EXERCICES:
[A] Transcrivez le passage de l'extrait sur la capacité politique du citoyen compris entre « Ce phénomène ne » et « et de résistance. », ces deux bornes incluses.
[B] Reprenez l'extrait sur la capacité politique du citoyen à l'endroit où il s'arrête et poursuivez sa rédaction.

EXTRAIT DE PAGE:
===

Citoyenneté et capacité politique

L’érosion de la capacité politique du citoyen

L’engagement politique du citoyen repose sur un équilibre fragile entre accès à l’information, possibilité d’expression et reconnaissance de son rôle dans l’espace public. Or, en France, cette dynamique semble s’inverser progressivement : le citoyen se voit privé de moyens réels pour s’éclairer sur l’action publique et agir en conséquence, conduisant à ce que l’on pourrait qualifier de prolétarisation du politique.

Ce phénomène ne signifie pas simplement un éloignement des classes populaires vis-à-vis des institutions, mais une transformation plus profonde : la dépolitisation structurelle du citoyen, devenu un agent passif dans un système où les voies traditionnelles d’engagement sont obsolètes ou instrumentalisées. Cette évolution est le fruit d’une longue histoire, articulée autour de la sociologie de l’action publique, de la participation politique et citoyenne, et des conflits sociaux qui ont façonné la France moderne.

Ce texte vise à analyser comment les structures de l’État, autrefois contestées et mises sous pression par des mouvements populaires, se sont adaptées pour neutraliser la contestation, absorbant progressivement les espaces de débat et de résistance.

L’institutionnalisation du vote et les dynamiques démocratiques en Occident

La démocratie moderne s’est construite autour du principe du suffrage universel, censé garantir une participation active des citoyens aux décisions collectives. Pourtant, le vote s’est progressivement transformé en un acte routinier dénué de portée véritablement politique (Schumpeter, Capitalism, Socialism and Democracy, 1942).

===

ENREGISTREMENTS AFFICHÉS:
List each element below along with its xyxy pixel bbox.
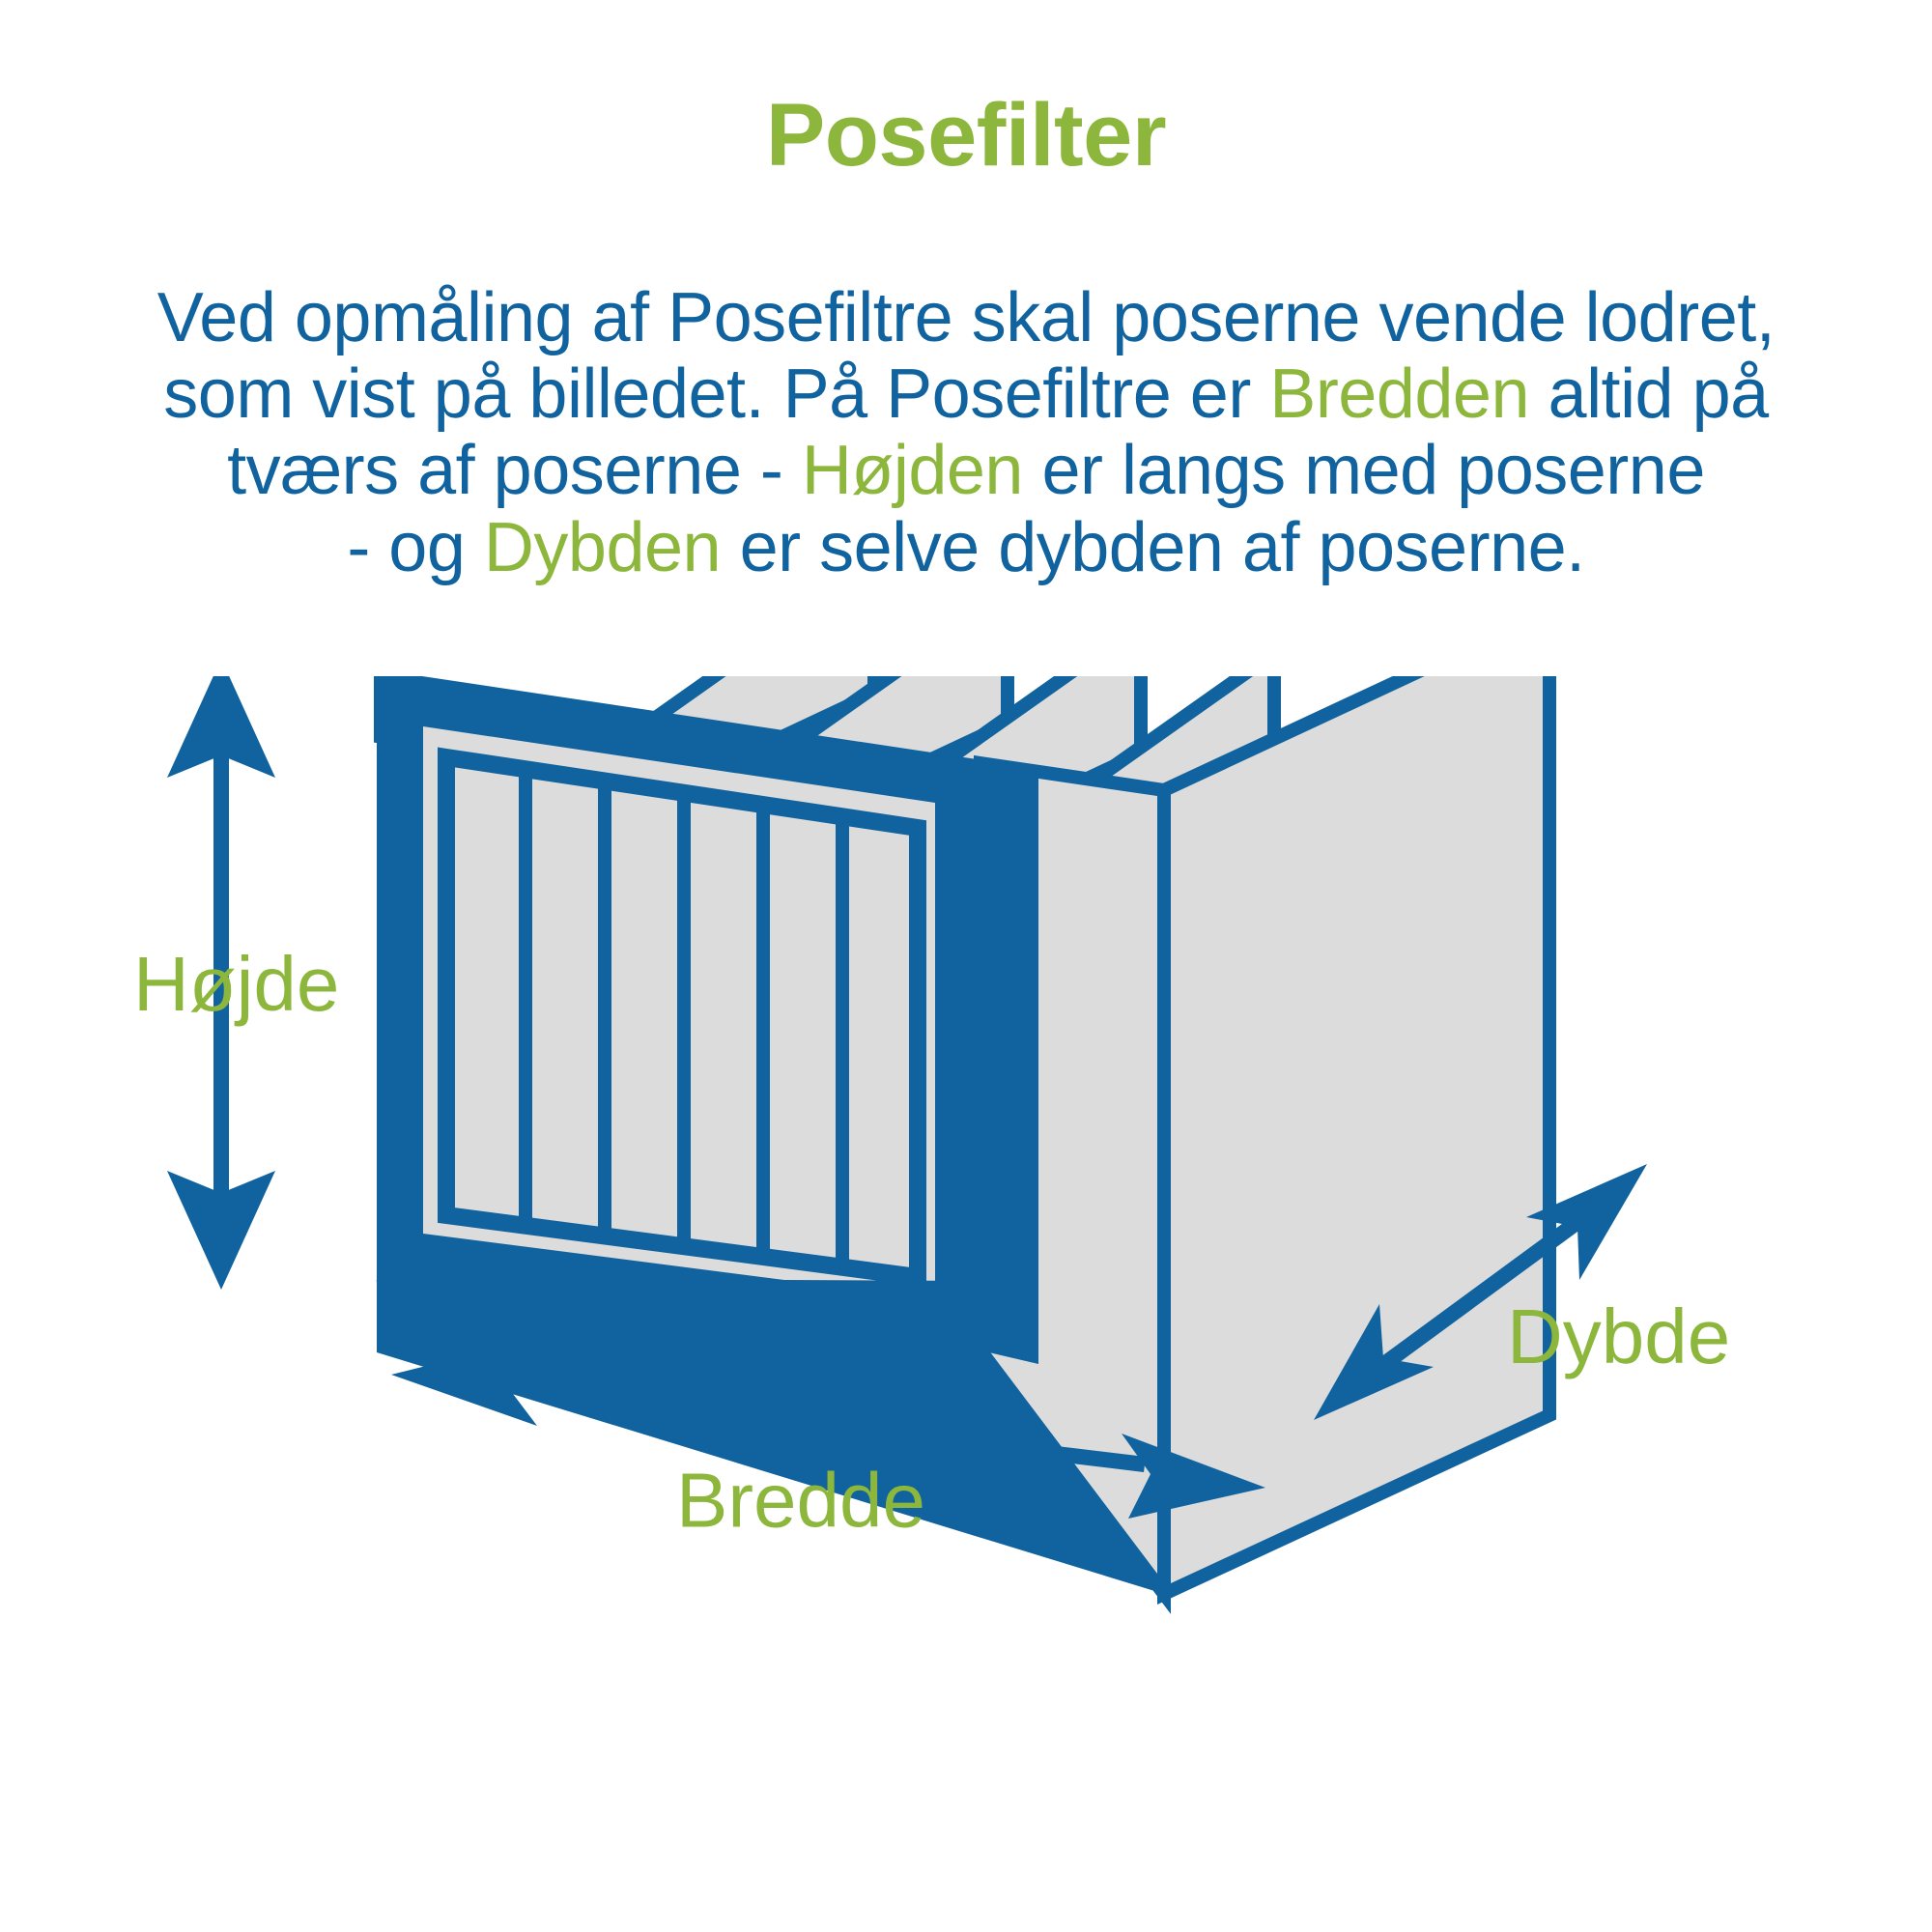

===

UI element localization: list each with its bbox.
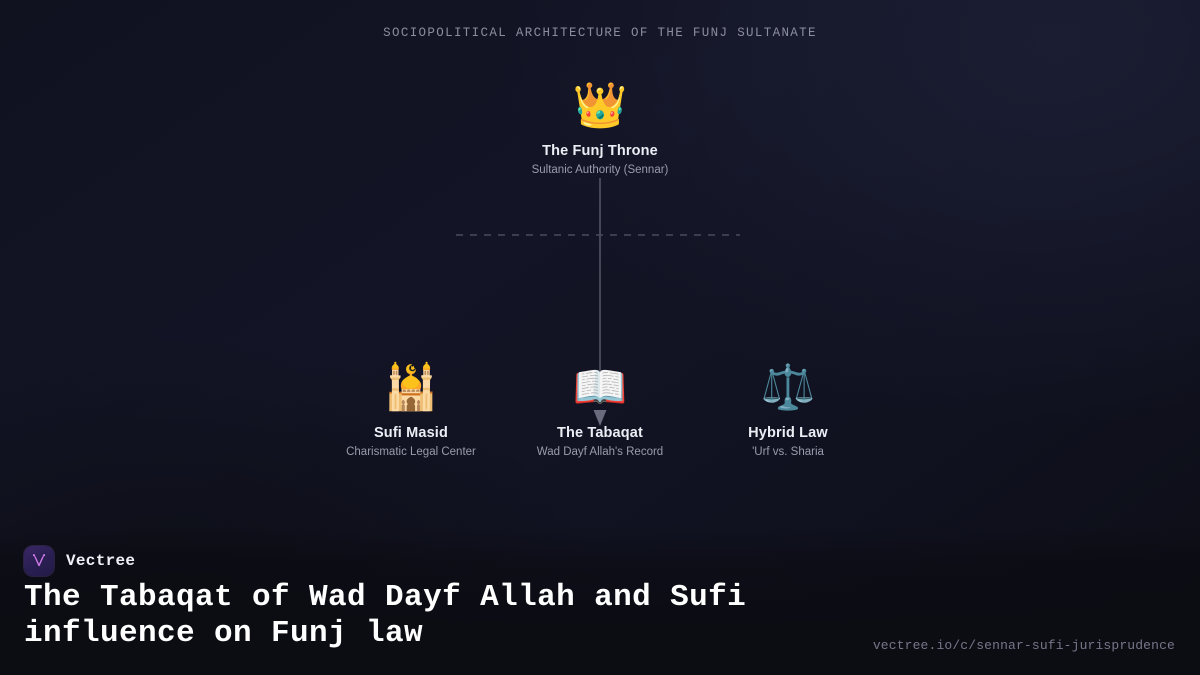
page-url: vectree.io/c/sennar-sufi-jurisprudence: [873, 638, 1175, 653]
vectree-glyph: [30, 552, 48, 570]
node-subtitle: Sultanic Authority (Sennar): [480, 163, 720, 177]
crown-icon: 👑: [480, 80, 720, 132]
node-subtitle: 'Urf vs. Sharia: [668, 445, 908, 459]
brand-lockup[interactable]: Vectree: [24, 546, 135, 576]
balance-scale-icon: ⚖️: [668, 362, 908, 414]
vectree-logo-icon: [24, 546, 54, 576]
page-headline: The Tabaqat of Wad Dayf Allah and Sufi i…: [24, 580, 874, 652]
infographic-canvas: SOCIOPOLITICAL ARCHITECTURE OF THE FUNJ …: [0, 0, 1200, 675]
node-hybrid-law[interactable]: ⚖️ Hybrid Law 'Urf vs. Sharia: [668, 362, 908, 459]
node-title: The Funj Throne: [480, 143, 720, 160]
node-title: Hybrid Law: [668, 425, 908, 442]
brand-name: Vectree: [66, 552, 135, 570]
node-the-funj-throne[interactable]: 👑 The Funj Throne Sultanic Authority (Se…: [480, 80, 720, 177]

===

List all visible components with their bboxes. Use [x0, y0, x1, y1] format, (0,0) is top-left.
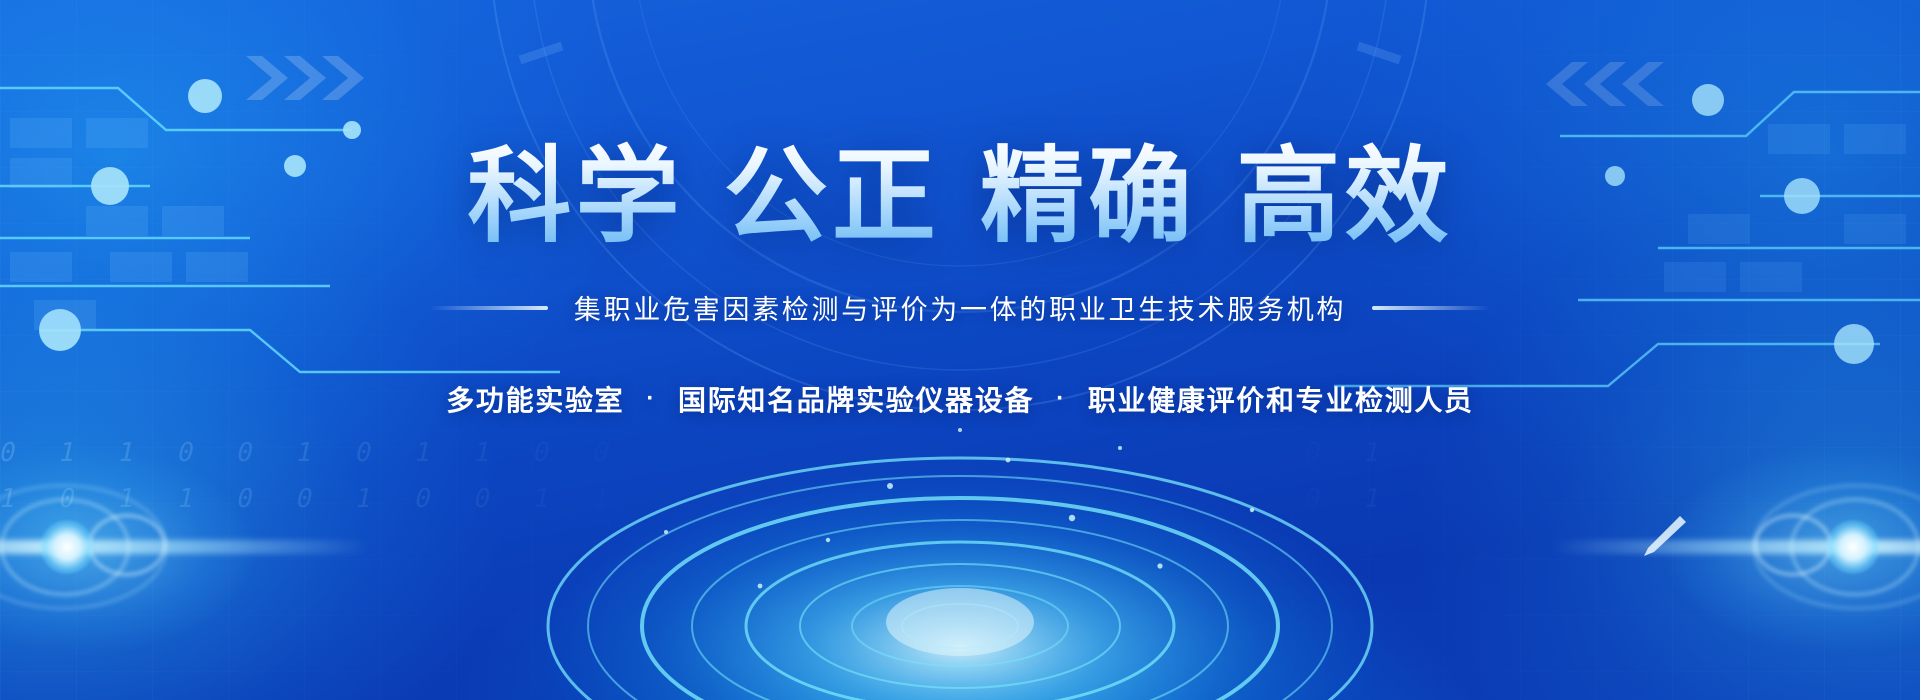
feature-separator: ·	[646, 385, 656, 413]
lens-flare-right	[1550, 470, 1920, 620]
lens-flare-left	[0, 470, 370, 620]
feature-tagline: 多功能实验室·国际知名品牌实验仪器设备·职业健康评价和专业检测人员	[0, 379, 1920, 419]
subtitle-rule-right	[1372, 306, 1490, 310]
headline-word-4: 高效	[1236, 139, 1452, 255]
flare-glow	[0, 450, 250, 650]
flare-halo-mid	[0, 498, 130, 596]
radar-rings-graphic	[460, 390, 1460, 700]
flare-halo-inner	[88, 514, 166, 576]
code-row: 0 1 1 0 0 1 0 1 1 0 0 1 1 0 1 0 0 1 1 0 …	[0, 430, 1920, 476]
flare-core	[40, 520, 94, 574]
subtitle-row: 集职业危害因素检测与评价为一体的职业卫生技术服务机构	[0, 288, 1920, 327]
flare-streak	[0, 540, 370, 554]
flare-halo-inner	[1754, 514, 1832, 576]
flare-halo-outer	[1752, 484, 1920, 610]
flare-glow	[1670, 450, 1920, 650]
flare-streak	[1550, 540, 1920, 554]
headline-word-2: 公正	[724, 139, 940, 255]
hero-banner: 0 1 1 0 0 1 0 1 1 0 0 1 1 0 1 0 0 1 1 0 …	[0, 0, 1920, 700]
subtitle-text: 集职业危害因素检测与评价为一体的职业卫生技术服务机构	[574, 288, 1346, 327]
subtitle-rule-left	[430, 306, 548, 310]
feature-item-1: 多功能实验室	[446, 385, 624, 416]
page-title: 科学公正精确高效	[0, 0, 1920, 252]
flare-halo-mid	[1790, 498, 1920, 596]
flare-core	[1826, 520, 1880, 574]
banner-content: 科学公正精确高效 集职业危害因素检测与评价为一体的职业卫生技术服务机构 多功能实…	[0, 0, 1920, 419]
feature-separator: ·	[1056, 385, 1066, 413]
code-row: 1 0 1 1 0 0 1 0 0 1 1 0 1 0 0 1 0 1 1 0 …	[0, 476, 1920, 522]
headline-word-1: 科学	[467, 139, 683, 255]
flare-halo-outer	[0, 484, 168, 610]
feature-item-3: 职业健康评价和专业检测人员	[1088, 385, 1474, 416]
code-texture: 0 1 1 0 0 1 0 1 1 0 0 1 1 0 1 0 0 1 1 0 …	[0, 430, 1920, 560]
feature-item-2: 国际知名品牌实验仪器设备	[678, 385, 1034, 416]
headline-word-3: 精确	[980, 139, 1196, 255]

===

CORRIGÉ DES EXERCICES:
[A]
Ce phénomène ne signifie pas simplement un éloignement des classes populaires vis-à-vis des institutions, mais une transformation plus profonde : la dépolitisation structurelle du citoyen, devenu un agent passif dans un système où les voies traditionnelles d’engagement sont obsolètes ou instrumentalisées. Cette évolution est le fruit d’une longue histoire, articulée autour de la sociologie de l’action publique, de la participation politique et citoyenne, et des conflits sociaux qui ont façonné la France moderne.

Ce texte vise à analyser comment les structures de l’État, autrefois contestées et mises sous pression par des mouvements populaires, se sont adaptées pour neutraliser la contestation, absorbant progressivement les espaces de débat et de résistance.

[B]
L’institutionnalisation du vote a conduit à une situation paradoxale où l’électeur est réduit à un spectateur de la politique, plus qu’un acteur véritable. Trois éléments contribuent à cette transformation :

  • La professionnalisation de la politique : les décisions sont prises par une classe politique de plus en plus éloignée des préoccupations citoyennes, créant une fracture entre gouvernés et gouvernants (Manin, Principes du gouvernement représentatif, 1995).

  • L’affaiblissement du pluralisme politique : les grands partis se rapprochent idéologiquement et proposent des programmes de plus en plus homogènes, rendant le choix électoral marginal dans son impact réel (Lordon, La Malfaçon, 2014).

  • L’effet de légitimation sans transformation : en votant, le citoyen est incité à croire qu’il participe activement à la vie politique, alors que le cadre institutionnel demeure verrouillé et insensible aux véritables alternatives (Rosenvallon, La Contre-Démocratie, 2006).

Ainsi, si le suffrage universel a été une conquête démocratique majeure, il ne suffit plus aujourd’hui à garantir une réelle souveraineté citoyenne, rendant urgente la question de nouvelles formes de participation et d’action.

La participation politique : d’un droit conquis à une pratique entravée

Historiquement, la participation politique en France s’est construite par les luttes sociales : de la Révolution de 1789 aux révoltes ouvrières du XIXe siècle, en passant par Mai 68, chaque avancée démocratique a résulté d’un rapport de force entre gouvernés et gouvernants (Sewell, Work and Revolution in France, 1980).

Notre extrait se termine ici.